**THE EXERCISE:**
Would you transcribe the listing that follows, character for character, and omit its images?

start INFORMATION SHOWN

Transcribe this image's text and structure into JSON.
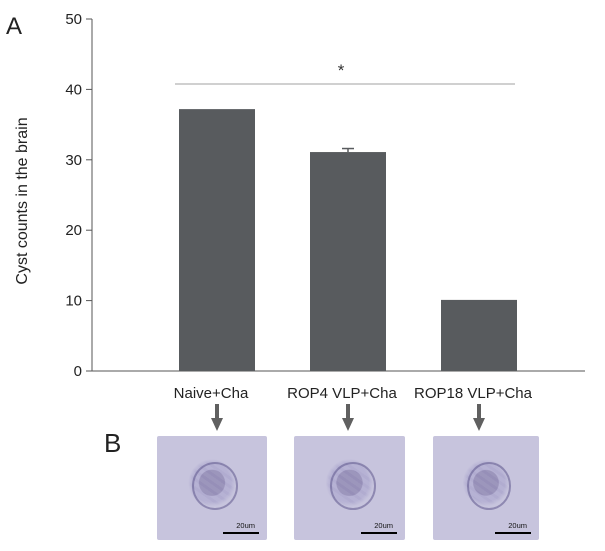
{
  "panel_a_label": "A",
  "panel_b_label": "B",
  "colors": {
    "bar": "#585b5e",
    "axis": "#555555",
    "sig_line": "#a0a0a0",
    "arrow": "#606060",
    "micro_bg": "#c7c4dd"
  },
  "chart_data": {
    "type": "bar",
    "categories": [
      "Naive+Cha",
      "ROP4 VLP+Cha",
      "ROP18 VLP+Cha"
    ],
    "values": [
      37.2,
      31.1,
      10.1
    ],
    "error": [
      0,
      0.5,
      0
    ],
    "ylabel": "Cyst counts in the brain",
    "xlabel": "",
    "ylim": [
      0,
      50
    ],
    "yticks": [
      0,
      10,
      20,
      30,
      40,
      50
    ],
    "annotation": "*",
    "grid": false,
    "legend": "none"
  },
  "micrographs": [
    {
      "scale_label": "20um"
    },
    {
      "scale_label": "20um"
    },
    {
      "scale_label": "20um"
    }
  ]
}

end INFORMATION SHOWN

**CORRECT OUTPUT:**
Transcribe this image's text and structure into JSON.
{
  "panel_a_label": "A",
  "panel_b_label": "B",
  "colors": {
    "bar": "#585b5e",
    "axis": "#555555",
    "sig_line": "#a0a0a0",
    "arrow": "#606060",
    "micro_bg": "#c7c4dd"
  },
  "chart_data": {
    "type": "bar",
    "categories": [
      "Naive+Cha",
      "ROP4 VLP+Cha",
      "ROP18 VLP+Cha"
    ],
    "values": [
      37.2,
      31.1,
      10.1
    ],
    "error": [
      0,
      0.5,
      0
    ],
    "ylabel": "Cyst counts in the brain",
    "xlabel": "",
    "ylim": [
      0,
      50
    ],
    "yticks": [
      0,
      10,
      20,
      30,
      40,
      50
    ],
    "annotation": "*",
    "grid": false,
    "legend": "none"
  },
  "micrographs": [
    {
      "scale_label": "20um"
    },
    {
      "scale_label": "20um"
    },
    {
      "scale_label": "20um"
    }
  ]
}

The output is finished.